Stated goal | Images excluded, repeat each entry below exactly.

Provided material |
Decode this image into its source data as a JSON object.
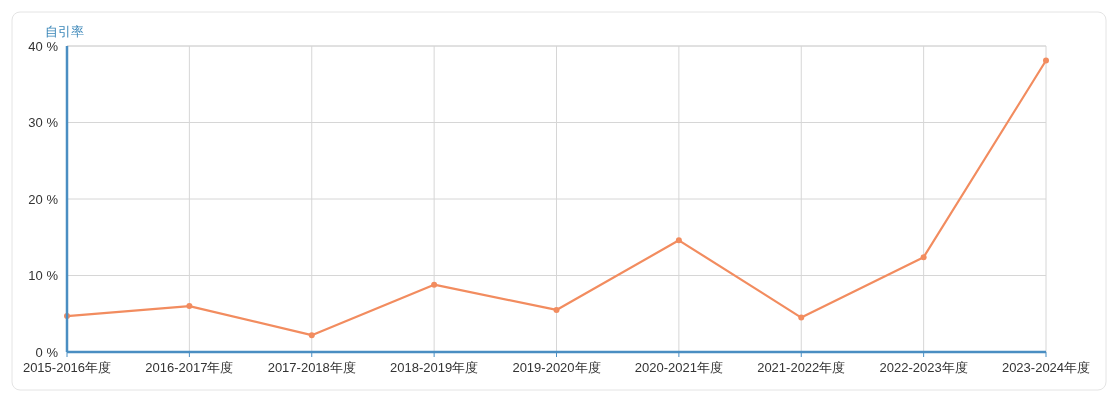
{
  "chart_data": {
    "type": "line",
    "ylabel": "自引率",
    "categories": [
      "2015-2016年度",
      "2016-2017年度",
      "2017-2018年度",
      "2018-2019年度",
      "2019-2020年度",
      "2020-2021年度",
      "2021-2022年度",
      "2022-2023年度",
      "2023-2024年度"
    ],
    "series": [
      {
        "color": "#f28c5f",
        "values": [
          4.7,
          6.0,
          2.2,
          8.8,
          5.5,
          14.6,
          4.5,
          12.4,
          38.1
        ]
      }
    ],
    "ylim": [
      0,
      40
    ],
    "yticks": [
      {
        "value": 0,
        "label": "0 %"
      },
      {
        "value": 10,
        "label": "10 %"
      },
      {
        "value": 20,
        "label": "20 %"
      },
      {
        "value": 30,
        "label": "30 %"
      },
      {
        "value": 40,
        "label": "40 %"
      }
    ],
    "grid": true,
    "marker": "circle",
    "line_style": "solid"
  }
}
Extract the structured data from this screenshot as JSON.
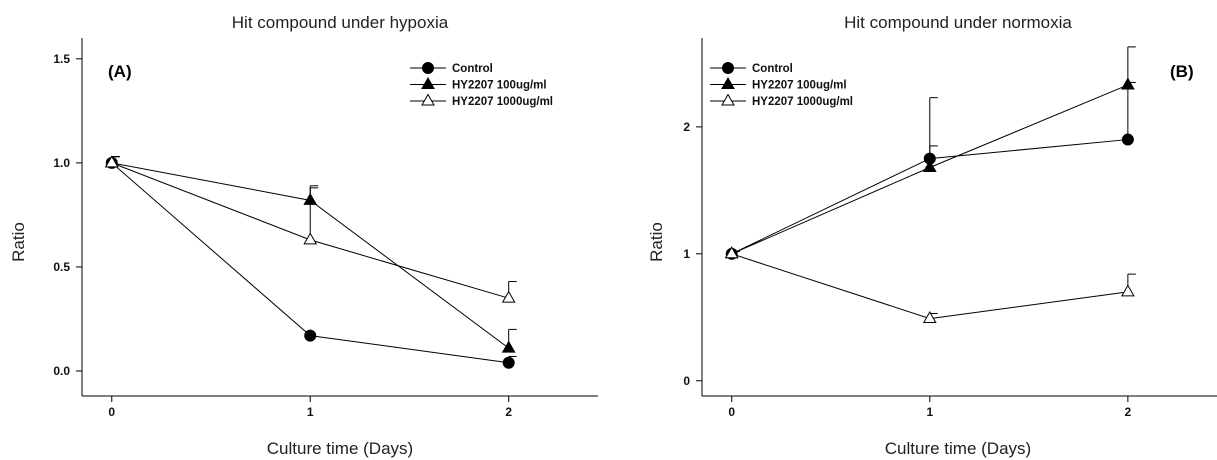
{
  "chart_data": [
    {
      "type": "line",
      "title": "Hit compound under hypoxia",
      "panel_label": "(A)",
      "xlabel": "Culture time (Days)",
      "ylabel": "Ratio",
      "x": [
        0,
        1,
        2
      ],
      "x_ticks": [
        "0",
        "1",
        "2"
      ],
      "xlim": [
        -0.15,
        2.45
      ],
      "y_ticks": [
        "0.0",
        "0.5",
        "1.0",
        "1.5"
      ],
      "ylim": [
        -0.12,
        1.6
      ],
      "legend_position": "top-right",
      "series": [
        {
          "name": "Control",
          "marker": "filled-circle",
          "values": [
            1.0,
            0.17,
            0.04
          ],
          "errors": [
            0.03,
            0.0,
            0.03
          ]
        },
        {
          "name": "HY2207 100ug/ml",
          "marker": "filled-triangle",
          "values": [
            1.0,
            0.82,
            0.11
          ],
          "errors": [
            0.03,
            0.07,
            0.09
          ]
        },
        {
          "name": "HY2207 1000ug/ml",
          "marker": "open-triangle",
          "values": [
            1.0,
            0.63,
            0.35
          ],
          "errors": [
            0.03,
            0.25,
            0.08
          ]
        }
      ]
    },
    {
      "type": "line",
      "title": "Hit compound under normoxia",
      "panel_label": "(B)",
      "xlabel": "Culture time (Days)",
      "ylabel": "Ratio",
      "x": [
        0,
        1,
        2
      ],
      "x_ticks": [
        "0",
        "1",
        "2"
      ],
      "xlim": [
        -0.15,
        2.45
      ],
      "y_ticks": [
        "0",
        "1",
        "2"
      ],
      "ylim": [
        -0.12,
        2.7
      ],
      "legend_position": "top-left",
      "series": [
        {
          "name": "Control",
          "marker": "filled-circle",
          "values": [
            1.0,
            1.75,
            1.9
          ],
          "errors": [
            0.02,
            0.1,
            0.45
          ]
        },
        {
          "name": "HY2207 100ug/ml",
          "marker": "filled-triangle",
          "values": [
            1.0,
            1.68,
            2.33
          ],
          "errors": [
            0.02,
            0.55,
            0.3
          ]
        },
        {
          "name": "HY2207 1000ug/ml",
          "marker": "open-triangle",
          "values": [
            1.0,
            0.49,
            0.7
          ],
          "errors": [
            0.02,
            0.04,
            0.14
          ]
        }
      ]
    }
  ]
}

Correct response |
Decode this image into its source data as a JSON object.
{
  "chart_data": {
    "type": "line",
    "ylabel": "自引率",
    "categories": [
      "2015-2016年度",
      "2016-2017年度",
      "2017-2018年度",
      "2018-2019年度",
      "2019-2020年度",
      "2020-2021年度",
      "2021-2022年度",
      "2022-2023年度",
      "2023-2024年度"
    ],
    "series": [
      {
        "color": "#f28c5f",
        "values": [
          4.7,
          6.0,
          2.2,
          8.8,
          5.5,
          14.6,
          4.5,
          12.4,
          38.1
        ]
      }
    ],
    "ylim": [
      0,
      40
    ],
    "yticks": [
      {
        "value": 0,
        "label": "0 %"
      },
      {
        "value": 10,
        "label": "10 %"
      },
      {
        "value": 20,
        "label": "20 %"
      },
      {
        "value": 30,
        "label": "30 %"
      },
      {
        "value": 40,
        "label": "40 %"
      }
    ],
    "grid": true,
    "marker": "circle",
    "line_style": "solid"
  }
}
Extract the structured data from this screenshot as JSON.
{
  "chart_data": [
    {
      "type": "line",
      "title": "Hit compound under hypoxia",
      "panel_label": "(A)",
      "xlabel": "Culture time (Days)",
      "ylabel": "Ratio",
      "x": [
        0,
        1,
        2
      ],
      "x_ticks": [
        "0",
        "1",
        "2"
      ],
      "xlim": [
        -0.15,
        2.45
      ],
      "y_ticks": [
        "0.0",
        "0.5",
        "1.0",
        "1.5"
      ],
      "ylim": [
        -0.12,
        1.6
      ],
      "legend_position": "top-right",
      "series": [
        {
          "name": "Control",
          "marker": "filled-circle",
          "values": [
            1.0,
            0.17,
            0.04
          ],
          "errors": [
            0.03,
            0.0,
            0.03
          ]
        },
        {
          "name": "HY2207 100ug/ml",
          "marker": "filled-triangle",
          "values": [
            1.0,
            0.82,
            0.11
          ],
          "errors": [
            0.03,
            0.07,
            0.09
          ]
        },
        {
          "name": "HY2207 1000ug/ml",
          "marker": "open-triangle",
          "values": [
            1.0,
            0.63,
            0.35
          ],
          "errors": [
            0.03,
            0.25,
            0.08
          ]
        }
      ]
    },
    {
      "type": "line",
      "title": "Hit compound under normoxia",
      "panel_label": "(B)",
      "xlabel": "Culture time (Days)",
      "ylabel": "Ratio",
      "x": [
        0,
        1,
        2
      ],
      "x_ticks": [
        "0",
        "1",
        "2"
      ],
      "xlim": [
        -0.15,
        2.45
      ],
      "y_ticks": [
        "0",
        "1",
        "2"
      ],
      "ylim": [
        -0.12,
        2.7
      ],
      "legend_position": "top-left",
      "series": [
        {
          "name": "Control",
          "marker": "filled-circle",
          "values": [
            1.0,
            1.75,
            1.9
          ],
          "errors": [
            0.02,
            0.1,
            0.45
          ]
        },
        {
          "name": "HY2207 100ug/ml",
          "marker": "filled-triangle",
          "values": [
            1.0,
            1.68,
            2.33
          ],
          "errors": [
            0.02,
            0.55,
            0.3
          ]
        },
        {
          "name": "HY2207 1000ug/ml",
          "marker": "open-triangle",
          "values": [
            1.0,
            0.49,
            0.7
          ],
          "errors": [
            0.02,
            0.04,
            0.14
          ]
        }
      ]
    }
  ]
}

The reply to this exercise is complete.